#### What to work on
Pull out every line in the data that has the string "局部特征来辨别猜测动物" in it.
--------
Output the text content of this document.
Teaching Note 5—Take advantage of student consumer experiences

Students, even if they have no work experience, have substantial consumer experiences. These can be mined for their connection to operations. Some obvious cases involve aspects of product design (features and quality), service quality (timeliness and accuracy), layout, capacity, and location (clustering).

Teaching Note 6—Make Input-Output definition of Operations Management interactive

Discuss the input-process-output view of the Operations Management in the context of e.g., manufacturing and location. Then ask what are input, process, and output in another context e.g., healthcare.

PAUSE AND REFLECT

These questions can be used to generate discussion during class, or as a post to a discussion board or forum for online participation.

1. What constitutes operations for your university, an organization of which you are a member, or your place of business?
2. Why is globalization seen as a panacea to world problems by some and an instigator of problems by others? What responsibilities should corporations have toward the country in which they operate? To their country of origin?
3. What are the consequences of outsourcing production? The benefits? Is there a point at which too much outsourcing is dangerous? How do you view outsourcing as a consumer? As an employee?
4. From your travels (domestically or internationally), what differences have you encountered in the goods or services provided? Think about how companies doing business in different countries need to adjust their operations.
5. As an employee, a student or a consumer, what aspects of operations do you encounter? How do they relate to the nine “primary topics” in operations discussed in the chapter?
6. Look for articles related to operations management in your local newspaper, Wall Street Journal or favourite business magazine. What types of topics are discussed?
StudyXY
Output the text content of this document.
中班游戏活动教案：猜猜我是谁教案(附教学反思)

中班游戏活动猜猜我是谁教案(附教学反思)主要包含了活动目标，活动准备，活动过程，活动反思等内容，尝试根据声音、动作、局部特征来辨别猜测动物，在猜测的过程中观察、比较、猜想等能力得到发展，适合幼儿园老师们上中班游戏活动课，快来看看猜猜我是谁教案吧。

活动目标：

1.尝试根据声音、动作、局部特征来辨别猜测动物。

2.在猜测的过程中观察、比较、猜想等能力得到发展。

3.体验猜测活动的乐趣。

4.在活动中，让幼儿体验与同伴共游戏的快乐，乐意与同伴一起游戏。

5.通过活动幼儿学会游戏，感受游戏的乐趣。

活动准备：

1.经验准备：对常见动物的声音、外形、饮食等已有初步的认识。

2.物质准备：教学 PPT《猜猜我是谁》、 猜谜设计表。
--------
#### Result of the task
中班游戏活动猜猜我是谁教案(附教学反思)主要包含了活动目标，活动准备，活动过程，活动反思等内容，尝试根据声音、动作、局部特征来辨别猜测动物，在猜测的过程中观察、比较、猜想等能力得到发展，适合幼儿园老师们上中班游戏活动课，快来看看猜猜我是谁教案吧。
1.尝试根据声音、动作、局部特征来辨别猜测动物。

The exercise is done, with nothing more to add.